*Stored entries:*

################

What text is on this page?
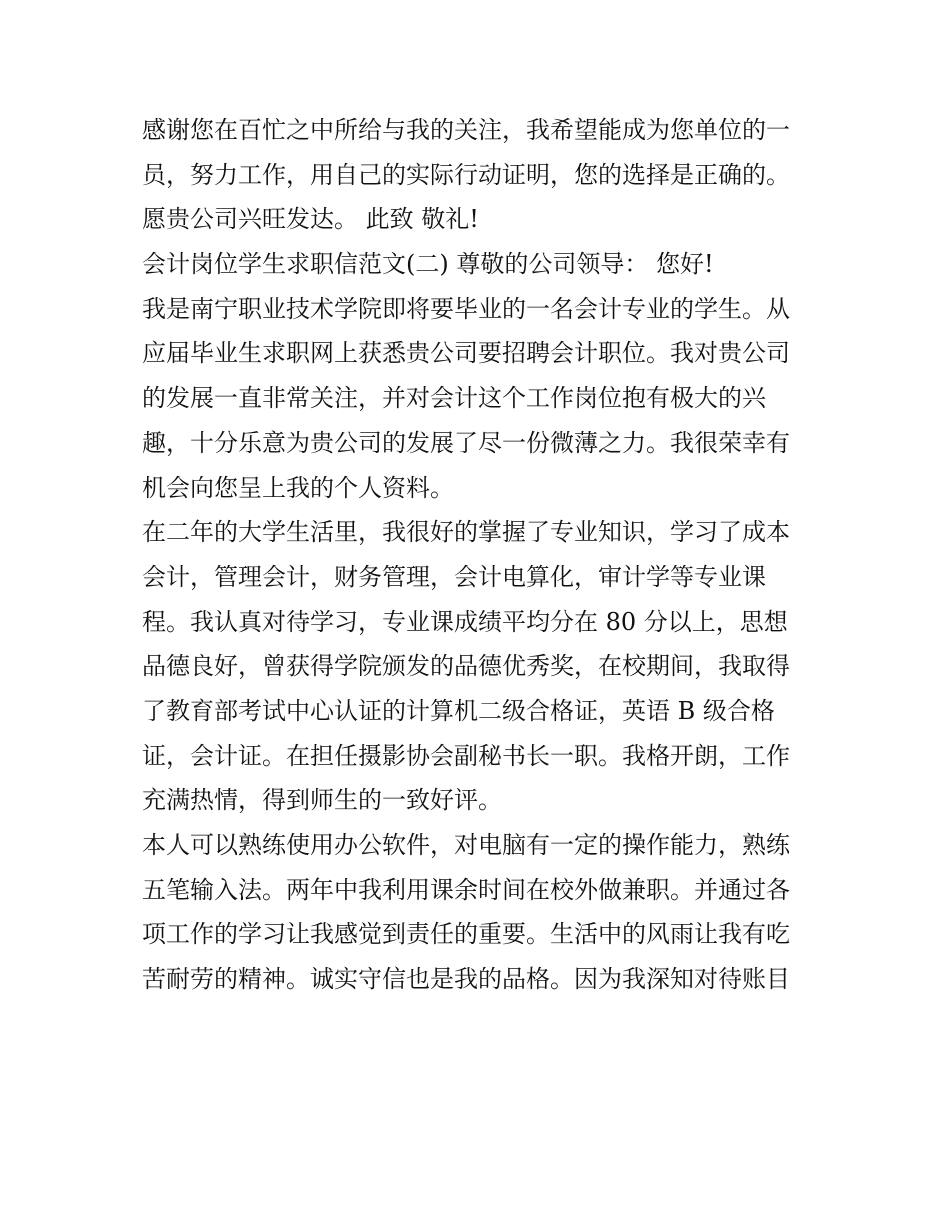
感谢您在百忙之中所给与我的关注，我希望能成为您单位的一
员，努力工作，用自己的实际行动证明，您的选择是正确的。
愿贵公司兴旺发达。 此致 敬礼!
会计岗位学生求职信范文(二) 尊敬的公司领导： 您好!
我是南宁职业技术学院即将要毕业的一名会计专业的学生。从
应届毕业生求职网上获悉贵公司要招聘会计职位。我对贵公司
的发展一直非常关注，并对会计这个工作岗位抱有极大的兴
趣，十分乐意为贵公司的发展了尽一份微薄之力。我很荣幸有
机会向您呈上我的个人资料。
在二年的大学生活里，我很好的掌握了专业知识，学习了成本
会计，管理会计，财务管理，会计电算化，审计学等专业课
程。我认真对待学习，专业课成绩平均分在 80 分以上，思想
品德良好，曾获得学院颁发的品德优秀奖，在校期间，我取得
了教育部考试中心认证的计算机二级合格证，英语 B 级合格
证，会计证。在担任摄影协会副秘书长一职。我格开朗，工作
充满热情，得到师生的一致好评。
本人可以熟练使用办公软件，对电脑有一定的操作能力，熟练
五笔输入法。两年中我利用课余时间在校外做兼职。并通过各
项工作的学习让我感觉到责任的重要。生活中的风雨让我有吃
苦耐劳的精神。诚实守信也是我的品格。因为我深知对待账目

################

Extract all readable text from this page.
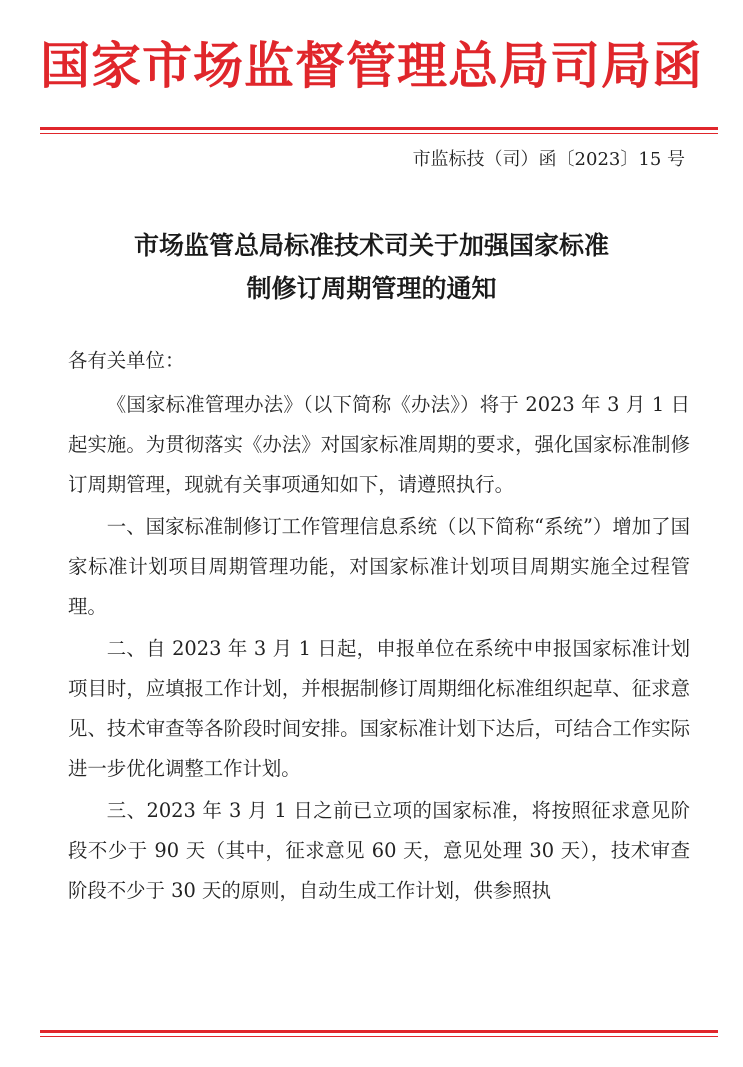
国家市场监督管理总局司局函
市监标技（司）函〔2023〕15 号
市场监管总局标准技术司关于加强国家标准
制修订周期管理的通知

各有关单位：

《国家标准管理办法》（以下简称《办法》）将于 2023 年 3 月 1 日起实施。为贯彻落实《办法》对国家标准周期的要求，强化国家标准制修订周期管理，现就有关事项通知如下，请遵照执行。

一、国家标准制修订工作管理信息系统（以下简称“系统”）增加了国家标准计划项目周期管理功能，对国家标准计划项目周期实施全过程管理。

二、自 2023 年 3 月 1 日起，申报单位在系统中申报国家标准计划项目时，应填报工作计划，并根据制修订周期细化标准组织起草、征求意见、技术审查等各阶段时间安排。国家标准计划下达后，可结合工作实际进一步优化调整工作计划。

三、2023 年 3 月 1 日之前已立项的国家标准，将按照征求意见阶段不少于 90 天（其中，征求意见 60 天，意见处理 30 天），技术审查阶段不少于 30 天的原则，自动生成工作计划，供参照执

################

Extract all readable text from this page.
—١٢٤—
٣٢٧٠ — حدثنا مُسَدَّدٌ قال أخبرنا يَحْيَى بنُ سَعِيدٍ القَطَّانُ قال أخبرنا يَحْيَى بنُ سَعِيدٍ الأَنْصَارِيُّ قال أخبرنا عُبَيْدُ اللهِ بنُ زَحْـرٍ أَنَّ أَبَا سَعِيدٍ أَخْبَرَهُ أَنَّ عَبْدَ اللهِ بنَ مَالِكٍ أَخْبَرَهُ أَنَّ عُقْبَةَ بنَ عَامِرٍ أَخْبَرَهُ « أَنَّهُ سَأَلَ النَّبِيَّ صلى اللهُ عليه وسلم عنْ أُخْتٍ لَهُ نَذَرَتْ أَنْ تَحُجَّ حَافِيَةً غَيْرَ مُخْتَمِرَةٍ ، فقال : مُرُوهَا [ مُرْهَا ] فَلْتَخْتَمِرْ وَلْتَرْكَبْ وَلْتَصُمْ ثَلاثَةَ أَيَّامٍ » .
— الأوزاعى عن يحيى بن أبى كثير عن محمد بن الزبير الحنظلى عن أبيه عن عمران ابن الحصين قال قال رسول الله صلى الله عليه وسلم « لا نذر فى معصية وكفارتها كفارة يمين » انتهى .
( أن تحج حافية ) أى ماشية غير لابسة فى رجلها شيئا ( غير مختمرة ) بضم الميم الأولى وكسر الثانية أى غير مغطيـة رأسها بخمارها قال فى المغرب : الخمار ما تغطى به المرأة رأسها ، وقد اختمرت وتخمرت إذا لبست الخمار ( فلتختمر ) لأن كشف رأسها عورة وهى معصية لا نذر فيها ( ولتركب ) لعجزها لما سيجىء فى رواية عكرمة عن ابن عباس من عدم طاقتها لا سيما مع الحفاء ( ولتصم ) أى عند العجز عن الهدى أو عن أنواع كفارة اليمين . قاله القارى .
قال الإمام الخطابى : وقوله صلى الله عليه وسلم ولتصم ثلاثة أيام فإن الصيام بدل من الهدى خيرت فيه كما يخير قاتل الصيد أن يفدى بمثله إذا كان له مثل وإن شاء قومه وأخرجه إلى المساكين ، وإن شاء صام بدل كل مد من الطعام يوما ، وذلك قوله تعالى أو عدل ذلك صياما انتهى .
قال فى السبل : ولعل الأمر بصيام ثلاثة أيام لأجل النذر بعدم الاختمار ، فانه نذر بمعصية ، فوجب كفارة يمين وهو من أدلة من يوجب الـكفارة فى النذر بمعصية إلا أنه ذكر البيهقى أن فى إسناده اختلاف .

################

*The task:* Locate and copy each line in the data above that includes the word "ولتصم".

*Result for this exercise:*
( أن تحج حافية ) أى ماشية غير لابسة فى رجلها شيئا ( غير مختمرة ) بضم الميم الأولى وكسر الثانية أى غير مغطيـة رأسها بخمارها قال فى المغرب : الخمار ما تغطى به المرأة رأسها ، وقد اختمرت وتخمرت إذا لبست الخمار ( فلتختمر ) لأن كشف رأسها عورة وهى معصية لا نذر فيها ( ولتركب ) لعجزها لما سيجىء فى رواية عكرمة عن ابن عباس من عدم طاقتها لا سيما مع الحفاء ( ولتصم ) أى عند العجز عن الهدى أو عن أنواع كفارة اليمين . قاله القارى .
قال الإمام الخطابى : وقوله صلى الله عليه وسلم ولتصم ثلاثة أيام فإن الصيام بدل من الهدى خيرت فيه كما يخير قاتل الصيد أن يفدى بمثله إذا كان له مثل وإن شاء قومه وأخرجه إلى المساكين ، وإن شاء صام بدل كل مد من الطعام يوما ، وذلك قوله تعالى أو عدل ذلك صياما انتهى .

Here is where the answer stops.